### Source data

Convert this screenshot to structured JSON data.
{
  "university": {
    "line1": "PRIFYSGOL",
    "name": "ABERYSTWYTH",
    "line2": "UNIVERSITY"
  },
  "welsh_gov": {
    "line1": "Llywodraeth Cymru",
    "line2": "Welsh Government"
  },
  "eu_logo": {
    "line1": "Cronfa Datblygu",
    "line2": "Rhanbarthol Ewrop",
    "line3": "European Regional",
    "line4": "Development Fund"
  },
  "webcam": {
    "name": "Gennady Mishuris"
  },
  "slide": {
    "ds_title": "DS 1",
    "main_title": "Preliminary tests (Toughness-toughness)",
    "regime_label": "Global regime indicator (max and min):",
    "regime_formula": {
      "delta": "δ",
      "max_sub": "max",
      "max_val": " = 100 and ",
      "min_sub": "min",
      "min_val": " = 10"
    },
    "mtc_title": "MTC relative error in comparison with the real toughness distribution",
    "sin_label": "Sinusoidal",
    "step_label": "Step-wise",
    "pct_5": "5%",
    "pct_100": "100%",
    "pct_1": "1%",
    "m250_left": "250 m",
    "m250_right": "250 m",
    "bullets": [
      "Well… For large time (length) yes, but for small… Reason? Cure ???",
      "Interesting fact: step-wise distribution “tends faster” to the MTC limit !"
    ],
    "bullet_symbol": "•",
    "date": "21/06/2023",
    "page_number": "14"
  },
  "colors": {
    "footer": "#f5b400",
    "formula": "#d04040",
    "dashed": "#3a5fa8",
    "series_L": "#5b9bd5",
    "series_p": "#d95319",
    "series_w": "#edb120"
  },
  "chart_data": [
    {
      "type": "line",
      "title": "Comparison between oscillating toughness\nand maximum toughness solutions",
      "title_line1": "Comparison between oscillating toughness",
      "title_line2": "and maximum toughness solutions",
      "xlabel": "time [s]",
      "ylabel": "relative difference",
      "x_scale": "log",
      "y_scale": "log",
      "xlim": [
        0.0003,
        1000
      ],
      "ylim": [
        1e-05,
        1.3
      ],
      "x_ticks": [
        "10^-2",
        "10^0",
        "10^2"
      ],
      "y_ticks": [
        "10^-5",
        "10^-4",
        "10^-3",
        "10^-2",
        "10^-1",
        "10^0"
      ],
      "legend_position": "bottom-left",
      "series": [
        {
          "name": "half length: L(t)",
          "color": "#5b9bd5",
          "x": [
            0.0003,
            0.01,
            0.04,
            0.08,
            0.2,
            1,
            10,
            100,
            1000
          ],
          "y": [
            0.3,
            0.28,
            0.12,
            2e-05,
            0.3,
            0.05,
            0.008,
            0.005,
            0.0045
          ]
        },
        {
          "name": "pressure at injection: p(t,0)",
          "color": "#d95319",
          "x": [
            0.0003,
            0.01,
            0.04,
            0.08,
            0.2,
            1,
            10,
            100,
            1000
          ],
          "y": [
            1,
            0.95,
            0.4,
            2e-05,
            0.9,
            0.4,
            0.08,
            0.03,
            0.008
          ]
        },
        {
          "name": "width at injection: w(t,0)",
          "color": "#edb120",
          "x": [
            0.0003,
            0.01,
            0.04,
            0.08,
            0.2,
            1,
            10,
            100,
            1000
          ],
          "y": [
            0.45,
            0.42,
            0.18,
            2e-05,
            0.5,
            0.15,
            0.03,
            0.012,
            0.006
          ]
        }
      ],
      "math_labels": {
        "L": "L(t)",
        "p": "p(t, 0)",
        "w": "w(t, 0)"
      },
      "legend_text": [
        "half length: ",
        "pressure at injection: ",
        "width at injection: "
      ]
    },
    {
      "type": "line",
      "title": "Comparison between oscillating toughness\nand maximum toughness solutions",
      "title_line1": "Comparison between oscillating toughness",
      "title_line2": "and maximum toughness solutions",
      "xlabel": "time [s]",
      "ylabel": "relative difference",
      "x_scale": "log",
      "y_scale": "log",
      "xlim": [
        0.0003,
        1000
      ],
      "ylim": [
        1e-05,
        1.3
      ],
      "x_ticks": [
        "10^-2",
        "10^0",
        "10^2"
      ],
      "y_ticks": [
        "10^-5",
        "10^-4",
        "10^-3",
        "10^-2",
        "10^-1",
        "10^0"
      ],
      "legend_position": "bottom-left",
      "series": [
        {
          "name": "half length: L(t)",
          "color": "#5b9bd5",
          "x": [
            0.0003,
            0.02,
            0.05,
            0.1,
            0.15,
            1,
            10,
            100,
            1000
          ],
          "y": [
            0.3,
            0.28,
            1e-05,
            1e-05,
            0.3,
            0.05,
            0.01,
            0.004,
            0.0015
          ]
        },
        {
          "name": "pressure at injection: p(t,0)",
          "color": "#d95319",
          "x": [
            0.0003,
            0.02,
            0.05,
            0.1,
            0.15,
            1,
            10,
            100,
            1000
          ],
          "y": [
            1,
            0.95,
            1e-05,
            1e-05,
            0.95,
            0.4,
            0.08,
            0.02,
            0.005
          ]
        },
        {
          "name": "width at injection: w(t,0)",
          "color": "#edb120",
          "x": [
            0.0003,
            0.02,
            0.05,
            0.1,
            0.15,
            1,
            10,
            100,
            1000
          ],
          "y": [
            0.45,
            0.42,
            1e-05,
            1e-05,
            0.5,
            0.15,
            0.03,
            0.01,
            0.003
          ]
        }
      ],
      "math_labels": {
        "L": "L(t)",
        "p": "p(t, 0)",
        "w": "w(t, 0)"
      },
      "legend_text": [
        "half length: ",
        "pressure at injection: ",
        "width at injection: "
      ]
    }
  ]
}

### What is asked
Would you restate each of the entries word for word?

### Reply to the exercise
Convert this screenshot to structured JSON data.
{
  "university": {
    "line1": "PRIFYSGOL",
    "name": "ABERYSTWYTH",
    "line2": "UNIVERSITY"
  },
  "welsh_gov": {
    "line1": "Llywodraeth Cymru",
    "line2": "Welsh Government"
  },
  "eu_logo": {
    "line1": "Cronfa Datblygu",
    "line2": "Rhanbarthol Ewrop",
    "line3": "European Regional",
    "line4": "Development Fund"
  },
  "webcam": {
    "name": "Gennady Mishuris"
  },
  "slide": {
    "ds_title": "DS 1",
    "main_title": "Preliminary tests (Toughness-toughness)",
    "regime_label": "Global regime indicator (max and min):",
    "regime_formula": {
      "delta": "δ",
      "max_sub": "max",
      "max_val": " = 100 and ",
      "min_sub": "min",
      "min_val": " = 10"
    },
    "mtc_title": "MTC relative error in comparison with the real toughness distribution",
    "sin_label": "Sinusoidal",
    "step_label": "Step-wise",
    "pct_5": "5%",
    "pct_100": "100%",
    "pct_1": "1%",
    "m250_left": "250 m",
    "m250_right": "250 m",
    "bullets": [
      "Well… For large time (length) yes, but for small… Reason? Cure ???",
      "Interesting fact: step-wise distribution “tends faster” to the MTC limit !"
    ],
    "bullet_symbol": "•",
    "date": "21/06/2023",
    "page_number": "14"
  },
  "colors": {
    "footer": "#f5b400",
    "formula": "#d04040",
    "dashed": "#3a5fa8",
    "series_L": "#5b9bd5",
    "series_p": "#d95319",
    "series_w": "#edb120"
  },
  "chart_data": [
    {
      "type": "line",
      "title": "Comparison between oscillating toughness\nand maximum toughness solutions",
      "title_line1": "Comparison between oscillating toughness",
      "title_line2": "and maximum toughness solutions",
      "xlabel": "time [s]",
      "ylabel": "relative difference",
      "x_scale": "log",
      "y_scale": "log",
      "xlim": [
        0.0003,
        1000
      ],
      "ylim": [
        1e-05,
        1.3
      ],
      "x_ticks": [
        "10^-2",
        "10^0",
        "10^2"
      ],
      "y_ticks": [
        "10^-5",
        "10^-4",
        "10^-3",
        "10^-2",
        "10^-1",
        "10^0"
      ],
      "legend_position": "bottom-left",
      "series": [
        {
          "name": "half length: L(t)",
          "color": "#5b9bd5",
          "x": [
            0.0003,
            0.01,
            0.04,
            0.08,
            0.2,
            1,
            10,
            100,
            1000
          ],
          "y": [
            0.3,
            0.28,
            0.12,
            2e-05,
            0.3,
            0.05,
            0.008,
            0.005,
            0.0045
          ]
        },
        {
          "name": "pressure at injection: p(t,0)",
          "color": "#d95319",
          "x": [
            0.0003,
            0.01,
            0.04,
            0.08,
            0.2,
            1,
            10,
            100,
            1000
          ],
          "y": [
            1,
            0.95,
            0.4,
            2e-05,
            0.9,
            0.4,
            0.08,
            0.03,
            0.008
          ]
        },
        {
          "name": "width at injection: w(t,0)",
          "color": "#edb120",
          "x": [
            0.0003,
            0.01,
            0.04,
            0.08,
            0.2,
            1,
            10,
            100,
            1000
          ],
          "y": [
            0.45,
            0.42,
            0.18,
            2e-05,
            0.5,
            0.15,
            0.03,
            0.012,
            0.006
          ]
        }
      ],
      "math_labels": {
        "L": "L(t)",
        "p": "p(t, 0)",
        "w": "w(t, 0)"
      },
      "legend_text": [
        "half length: ",
        "pressure at injection: ",
        "width at injection: "
      ]
    },
    {
      "type": "line",
      "title": "Comparison between oscillating toughness\nand maximum toughness solutions",
      "title_line1": "Comparison between oscillating toughness",
      "title_line2": "and maximum toughness solutions",
      "xlabel": "time [s]",
      "ylabel": "relative difference",
      "x_scale": "log",
      "y_scale": "log",
      "xlim": [
        0.0003,
        1000
      ],
      "ylim": [
        1e-05,
        1.3
      ],
      "x_ticks": [
        "10^-2",
        "10^0",
        "10^2"
      ],
      "y_ticks": [
        "10^-5",
        "10^-4",
        "10^-3",
        "10^-2",
        "10^-1",
        "10^0"
      ],
      "legend_position": "bottom-left",
      "series": [
        {
          "name": "half length: L(t)",
          "color": "#5b9bd5",
          "x": [
            0.0003,
            0.02,
            0.05,
            0.1,
            0.15,
            1,
            10,
            100,
            1000
          ],
          "y": [
            0.3,
            0.28,
            1e-05,
            1e-05,
            0.3,
            0.05,
            0.01,
            0.004,
            0.0015
          ]
        },
        {
          "name": "pressure at injection: p(t,0)",
          "color": "#d95319",
          "x": [
            0.0003,
            0.02,
            0.05,
            0.1,
            0.15,
            1,
            10,
            100,
            1000
          ],
          "y": [
            1,
            0.95,
            1e-05,
            1e-05,
            0.95,
            0.4,
            0.08,
            0.02,
            0.005
          ]
        },
        {
          "name": "width at injection: w(t,0)",
          "color": "#edb120",
          "x": [
            0.0003,
            0.02,
            0.05,
            0.1,
            0.15,
            1,
            10,
            100,
            1000
          ],
          "y": [
            0.45,
            0.42,
            1e-05,
            1e-05,
            0.5,
            0.15,
            0.03,
            0.01,
            0.003
          ]
        }
      ],
      "math_labels": {
        "L": "L(t)",
        "p": "p(t, 0)",
        "w": "w(t, 0)"
      },
      "legend_text": [
        "half length: ",
        "pressure at injection: ",
        "width at injection: "
      ]
    }
  ]
}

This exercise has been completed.